┏━━
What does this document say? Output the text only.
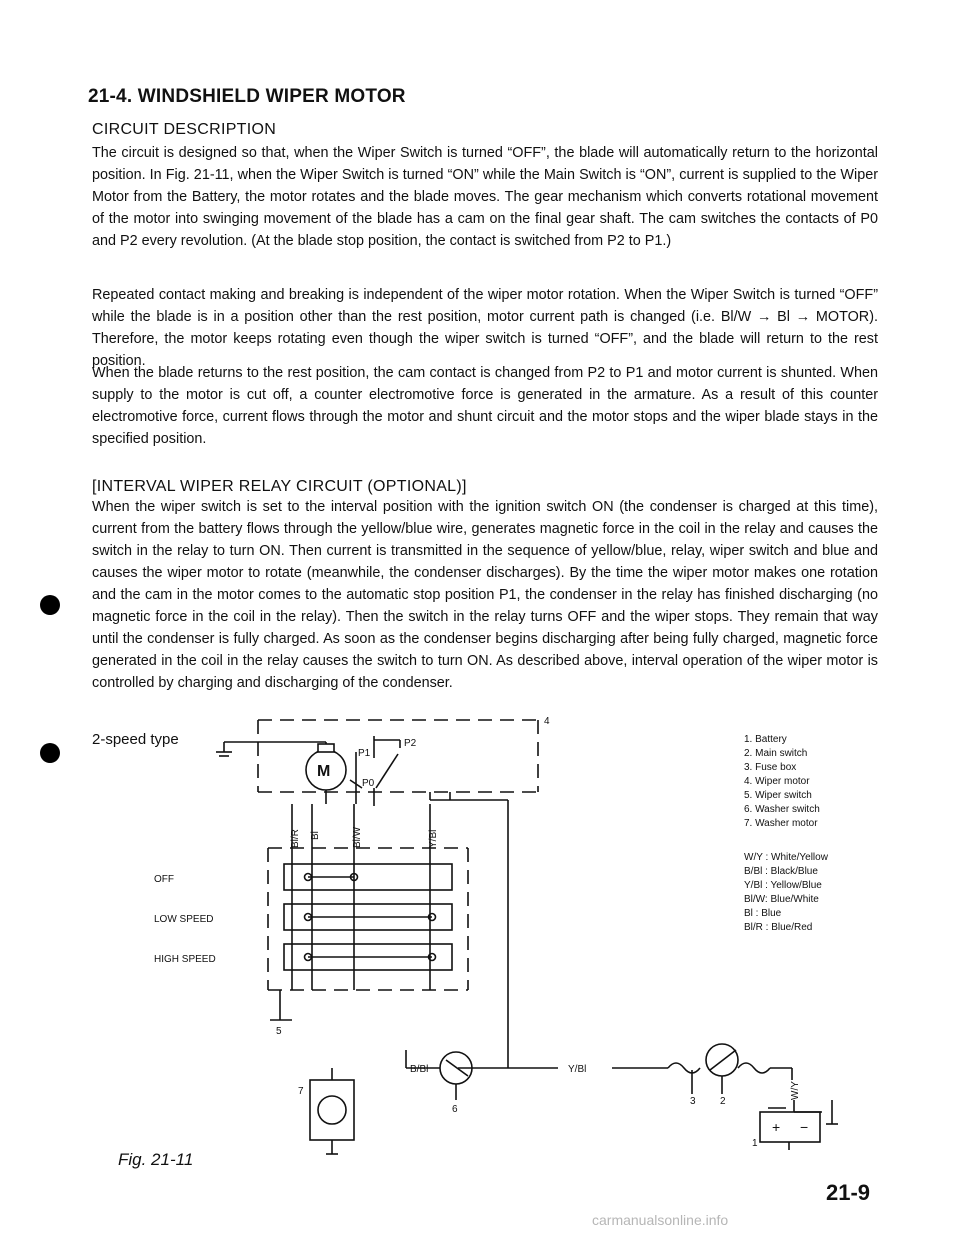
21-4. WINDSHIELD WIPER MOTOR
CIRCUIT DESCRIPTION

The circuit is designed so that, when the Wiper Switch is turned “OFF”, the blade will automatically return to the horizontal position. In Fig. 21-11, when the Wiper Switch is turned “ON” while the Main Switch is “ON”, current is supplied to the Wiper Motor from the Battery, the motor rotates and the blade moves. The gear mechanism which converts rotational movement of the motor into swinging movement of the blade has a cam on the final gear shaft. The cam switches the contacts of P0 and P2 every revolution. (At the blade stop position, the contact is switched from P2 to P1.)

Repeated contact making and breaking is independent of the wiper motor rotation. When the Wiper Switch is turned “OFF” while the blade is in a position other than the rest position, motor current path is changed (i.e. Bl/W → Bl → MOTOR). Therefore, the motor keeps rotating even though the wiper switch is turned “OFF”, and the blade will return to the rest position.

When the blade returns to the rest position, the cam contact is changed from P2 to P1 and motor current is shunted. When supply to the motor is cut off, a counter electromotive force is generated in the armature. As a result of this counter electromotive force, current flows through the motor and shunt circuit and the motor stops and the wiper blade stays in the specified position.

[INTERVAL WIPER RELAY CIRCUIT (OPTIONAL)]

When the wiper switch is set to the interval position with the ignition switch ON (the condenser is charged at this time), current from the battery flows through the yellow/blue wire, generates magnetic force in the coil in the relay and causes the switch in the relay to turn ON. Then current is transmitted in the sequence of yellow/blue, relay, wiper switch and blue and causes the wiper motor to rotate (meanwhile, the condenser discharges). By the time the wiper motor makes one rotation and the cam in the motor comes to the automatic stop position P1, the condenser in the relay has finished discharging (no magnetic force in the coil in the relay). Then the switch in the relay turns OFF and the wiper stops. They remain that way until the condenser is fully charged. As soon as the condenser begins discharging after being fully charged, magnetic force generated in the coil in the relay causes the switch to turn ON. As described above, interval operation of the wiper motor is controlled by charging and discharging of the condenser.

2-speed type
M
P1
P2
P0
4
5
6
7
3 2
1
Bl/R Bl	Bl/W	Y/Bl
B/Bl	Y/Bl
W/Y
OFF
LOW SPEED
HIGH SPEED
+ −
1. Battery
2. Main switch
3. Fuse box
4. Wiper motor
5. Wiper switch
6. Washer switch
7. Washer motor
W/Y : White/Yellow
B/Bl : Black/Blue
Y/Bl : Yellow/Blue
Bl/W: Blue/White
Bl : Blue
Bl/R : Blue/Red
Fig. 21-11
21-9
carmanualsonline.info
┗━━
┏━━
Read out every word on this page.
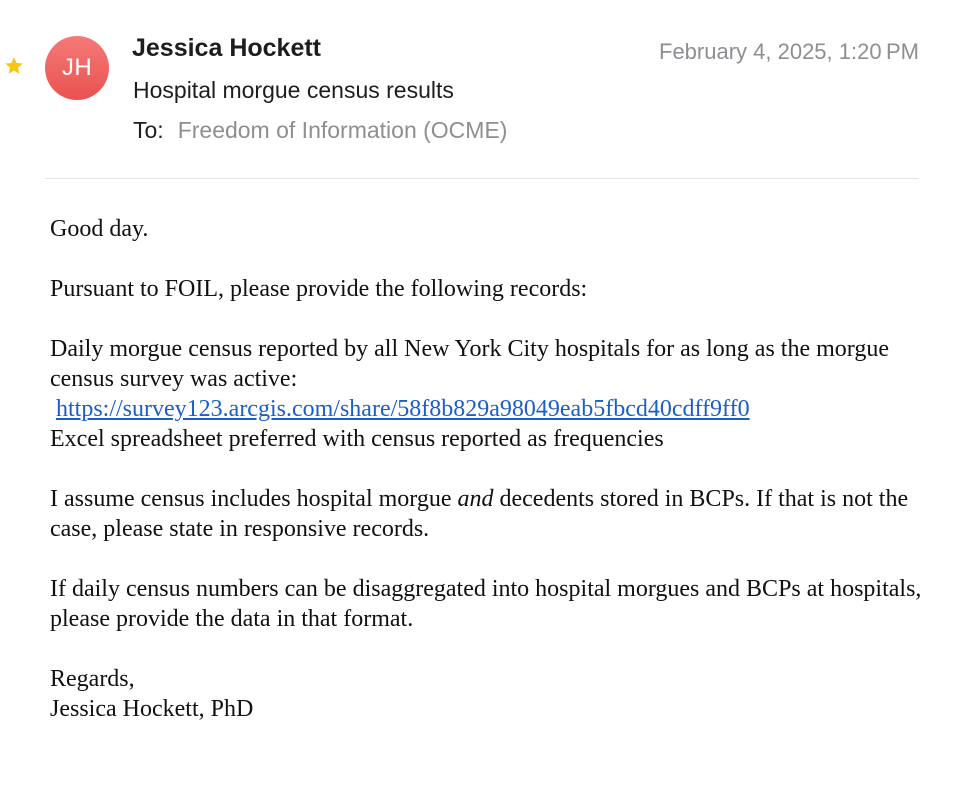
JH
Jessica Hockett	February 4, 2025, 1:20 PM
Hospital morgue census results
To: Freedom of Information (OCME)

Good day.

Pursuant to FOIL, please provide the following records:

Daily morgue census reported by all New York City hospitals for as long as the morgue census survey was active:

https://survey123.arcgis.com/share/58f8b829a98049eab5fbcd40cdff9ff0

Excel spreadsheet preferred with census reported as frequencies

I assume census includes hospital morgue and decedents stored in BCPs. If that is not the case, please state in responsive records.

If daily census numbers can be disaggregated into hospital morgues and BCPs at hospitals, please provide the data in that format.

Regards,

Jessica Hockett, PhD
┗━━
* Aim *
Sift the material for lines with the string "Hockett". Copy each one found.

* Correct output *
Jessica Hockett	February 4, 2025, 1:20 PM
Jessica Hockett, PhD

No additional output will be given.